[Objective]: Please turn everything below from the line containing "Extract all elements" down to the line containing "abbr: MLSS [427,540,462,555]", both included, into a numbered list of items, leaving out any blank lines.
[start]
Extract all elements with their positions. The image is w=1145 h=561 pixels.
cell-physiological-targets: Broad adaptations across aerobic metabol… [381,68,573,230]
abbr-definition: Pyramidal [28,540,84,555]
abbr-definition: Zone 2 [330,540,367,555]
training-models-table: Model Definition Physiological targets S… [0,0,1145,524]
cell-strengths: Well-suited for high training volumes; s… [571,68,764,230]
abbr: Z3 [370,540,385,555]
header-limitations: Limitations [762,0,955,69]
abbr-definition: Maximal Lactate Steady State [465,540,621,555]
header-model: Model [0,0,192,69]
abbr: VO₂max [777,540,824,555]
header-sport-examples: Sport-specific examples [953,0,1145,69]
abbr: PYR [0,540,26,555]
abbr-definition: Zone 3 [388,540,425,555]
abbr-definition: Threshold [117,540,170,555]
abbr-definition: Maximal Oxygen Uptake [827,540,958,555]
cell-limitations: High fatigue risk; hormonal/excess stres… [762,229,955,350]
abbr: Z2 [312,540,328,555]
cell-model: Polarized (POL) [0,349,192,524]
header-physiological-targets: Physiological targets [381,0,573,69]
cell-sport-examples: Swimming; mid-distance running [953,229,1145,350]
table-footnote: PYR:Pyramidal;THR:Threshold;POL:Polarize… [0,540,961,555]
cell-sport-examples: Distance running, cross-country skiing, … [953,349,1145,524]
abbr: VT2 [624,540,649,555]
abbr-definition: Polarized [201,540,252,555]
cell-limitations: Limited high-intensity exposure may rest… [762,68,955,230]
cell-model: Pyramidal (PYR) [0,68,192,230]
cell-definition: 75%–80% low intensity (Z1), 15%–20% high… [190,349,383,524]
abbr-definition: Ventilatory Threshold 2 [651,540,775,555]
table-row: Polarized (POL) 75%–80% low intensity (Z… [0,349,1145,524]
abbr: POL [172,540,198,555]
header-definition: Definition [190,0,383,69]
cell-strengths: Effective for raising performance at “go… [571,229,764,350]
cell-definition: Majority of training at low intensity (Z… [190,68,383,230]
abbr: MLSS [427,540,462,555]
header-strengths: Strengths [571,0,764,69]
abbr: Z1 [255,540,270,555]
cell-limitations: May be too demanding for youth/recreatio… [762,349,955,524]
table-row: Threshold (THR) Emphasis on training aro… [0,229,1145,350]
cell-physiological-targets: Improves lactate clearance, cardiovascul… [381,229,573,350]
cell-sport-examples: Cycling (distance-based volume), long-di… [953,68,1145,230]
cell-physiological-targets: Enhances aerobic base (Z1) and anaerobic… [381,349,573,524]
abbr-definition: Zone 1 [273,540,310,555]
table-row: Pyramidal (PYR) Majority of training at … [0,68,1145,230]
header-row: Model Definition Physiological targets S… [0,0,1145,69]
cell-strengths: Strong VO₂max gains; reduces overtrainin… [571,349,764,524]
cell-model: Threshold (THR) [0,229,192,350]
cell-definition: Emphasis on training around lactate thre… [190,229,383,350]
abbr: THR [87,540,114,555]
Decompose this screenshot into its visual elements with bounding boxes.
[end]
[start]
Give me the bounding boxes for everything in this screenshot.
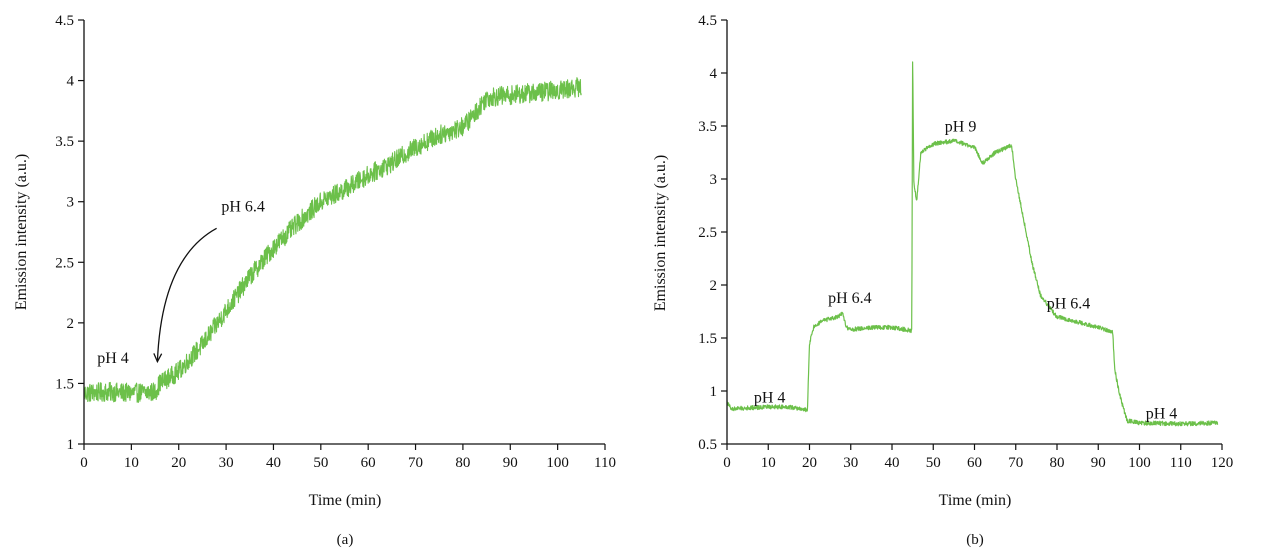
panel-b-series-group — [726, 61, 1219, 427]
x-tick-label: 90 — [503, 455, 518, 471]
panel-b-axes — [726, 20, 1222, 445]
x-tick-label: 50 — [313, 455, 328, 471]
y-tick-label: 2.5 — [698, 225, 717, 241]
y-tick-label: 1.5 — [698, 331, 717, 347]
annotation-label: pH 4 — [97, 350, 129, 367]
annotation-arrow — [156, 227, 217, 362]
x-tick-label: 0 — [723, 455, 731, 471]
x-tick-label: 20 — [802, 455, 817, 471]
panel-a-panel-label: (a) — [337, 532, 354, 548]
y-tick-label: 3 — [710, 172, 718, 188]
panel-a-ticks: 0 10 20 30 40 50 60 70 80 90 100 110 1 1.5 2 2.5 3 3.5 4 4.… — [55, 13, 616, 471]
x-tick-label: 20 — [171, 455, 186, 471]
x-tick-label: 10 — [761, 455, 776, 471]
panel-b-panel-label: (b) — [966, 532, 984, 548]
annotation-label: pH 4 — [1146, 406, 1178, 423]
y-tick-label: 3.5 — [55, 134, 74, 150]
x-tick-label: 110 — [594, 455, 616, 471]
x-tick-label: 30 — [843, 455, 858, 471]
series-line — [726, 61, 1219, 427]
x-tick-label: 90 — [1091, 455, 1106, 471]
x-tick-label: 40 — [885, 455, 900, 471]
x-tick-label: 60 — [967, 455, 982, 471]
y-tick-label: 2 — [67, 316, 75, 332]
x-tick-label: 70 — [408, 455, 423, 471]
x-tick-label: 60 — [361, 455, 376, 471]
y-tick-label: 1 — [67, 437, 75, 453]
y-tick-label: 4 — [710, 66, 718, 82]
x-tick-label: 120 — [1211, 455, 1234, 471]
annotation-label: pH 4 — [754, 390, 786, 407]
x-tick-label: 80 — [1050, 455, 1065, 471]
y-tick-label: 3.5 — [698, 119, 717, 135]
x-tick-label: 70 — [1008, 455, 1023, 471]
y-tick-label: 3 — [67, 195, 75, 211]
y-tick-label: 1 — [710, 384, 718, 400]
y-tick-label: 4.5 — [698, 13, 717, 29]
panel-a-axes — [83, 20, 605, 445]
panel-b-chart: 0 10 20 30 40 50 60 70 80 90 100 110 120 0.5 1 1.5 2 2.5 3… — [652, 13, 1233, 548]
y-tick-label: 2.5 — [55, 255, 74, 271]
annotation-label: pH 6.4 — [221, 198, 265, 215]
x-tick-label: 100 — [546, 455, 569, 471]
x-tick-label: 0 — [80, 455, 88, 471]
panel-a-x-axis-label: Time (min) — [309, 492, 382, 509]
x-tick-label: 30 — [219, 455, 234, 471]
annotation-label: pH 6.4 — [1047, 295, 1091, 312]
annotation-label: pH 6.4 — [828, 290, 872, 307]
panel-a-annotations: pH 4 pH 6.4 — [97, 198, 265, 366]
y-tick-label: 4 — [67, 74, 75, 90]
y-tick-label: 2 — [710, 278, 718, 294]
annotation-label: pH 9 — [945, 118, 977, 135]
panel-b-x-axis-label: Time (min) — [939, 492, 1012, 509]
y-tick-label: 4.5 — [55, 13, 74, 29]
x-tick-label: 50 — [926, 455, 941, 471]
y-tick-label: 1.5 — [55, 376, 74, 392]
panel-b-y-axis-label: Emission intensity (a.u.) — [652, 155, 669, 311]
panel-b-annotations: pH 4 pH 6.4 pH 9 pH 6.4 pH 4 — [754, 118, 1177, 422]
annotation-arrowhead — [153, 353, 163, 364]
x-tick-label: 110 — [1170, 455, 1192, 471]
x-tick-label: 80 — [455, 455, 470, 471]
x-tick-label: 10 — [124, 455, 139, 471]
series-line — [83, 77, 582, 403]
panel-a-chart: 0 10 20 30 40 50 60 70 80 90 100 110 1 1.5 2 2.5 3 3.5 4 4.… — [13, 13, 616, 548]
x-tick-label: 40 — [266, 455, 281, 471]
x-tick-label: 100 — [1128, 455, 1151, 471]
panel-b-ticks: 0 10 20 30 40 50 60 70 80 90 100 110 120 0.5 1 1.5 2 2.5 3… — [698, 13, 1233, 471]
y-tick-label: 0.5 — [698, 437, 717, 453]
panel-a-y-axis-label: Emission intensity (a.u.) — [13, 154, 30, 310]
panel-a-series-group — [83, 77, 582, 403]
[end]
[Task response]:
1. Extract all elements with their positions. The image is w=1145 h=561 pixels.
2. cell-physiological-targets: Broad adaptations across aerobic metabol… [381,68,573,230]
3. abbr-definition: Pyramidal [28,540,84,555]
4. abbr-definition: Zone 2 [330,540,367,555]
5. training-models-table: Model Definition Physiological targets S… [0,0,1145,524]
6. cell-strengths: Well-suited for high training volumes; s… [571,68,764,230]
7. abbr: Z3 [370,540,385,555]
8. header-limitations: Limitations [762,0,955,69]
9. abbr-definition: Maximal Lactate Steady State [465,540,621,555]
10. header-model: Model [0,0,192,69]
11. abbr: VO₂max [777,540,824,555]
12. header-sport-examples: Sport-specific examples [953,0,1145,69]
13. abbr: PYR [0,540,26,555]
14. abbr-definition: Zone 3 [388,540,425,555]
15. abbr-definition: Threshold [117,540,170,555]
16. abbr-definition: Maximal Oxygen Uptake [827,540,958,555]
17. cell-limitations: High fatigue risk; hormonal/excess stres… [762,229,955,350]
18. abbr: Z2 [312,540,328,555]
19. cell-model: Polarized (POL) [0,349,192,524]
20. header-physiological-targets: Physiological targets [381,0,573,69]
21. cell-sport-examples: Swimming; mid-distance running [953,229,1145,350]
22. table-footnote: PYR:Pyramidal;THR:Threshold;POL:Polarize… [0,540,961,555]
23. cell-sport-examples: Distance running, cross-country skiing, … [953,349,1145,524]
24. abbr: VT2 [624,540,649,555]
25. abbr-definition: Polarized [201,540,252,555]
26. cell-limitations: Limited high-intensity exposure may rest… [762,68,955,230]
27. cell-model: Pyramidal (PYR) [0,68,192,230]
28. cell-definition: 75%–80% low intensity (Z1), 15%–20% high… [190,349,383,524]
29. abbr-definition: Ventilatory Threshold 2 [651,540,775,555]
30. table-row: Polarized (POL) 75%–80% low intensity (Z… [0,349,1145,524]
31. abbr: POL [172,540,198,555]
32. header-definition: Definition [190,0,383,69]
33. cell-strengths: Effective for raising performance at “go… [571,229,764,350]
34. cell-definition: Majority of training at low intensity (Z… [190,68,383,230]
35. abbr: MLSS [427,540,462,555]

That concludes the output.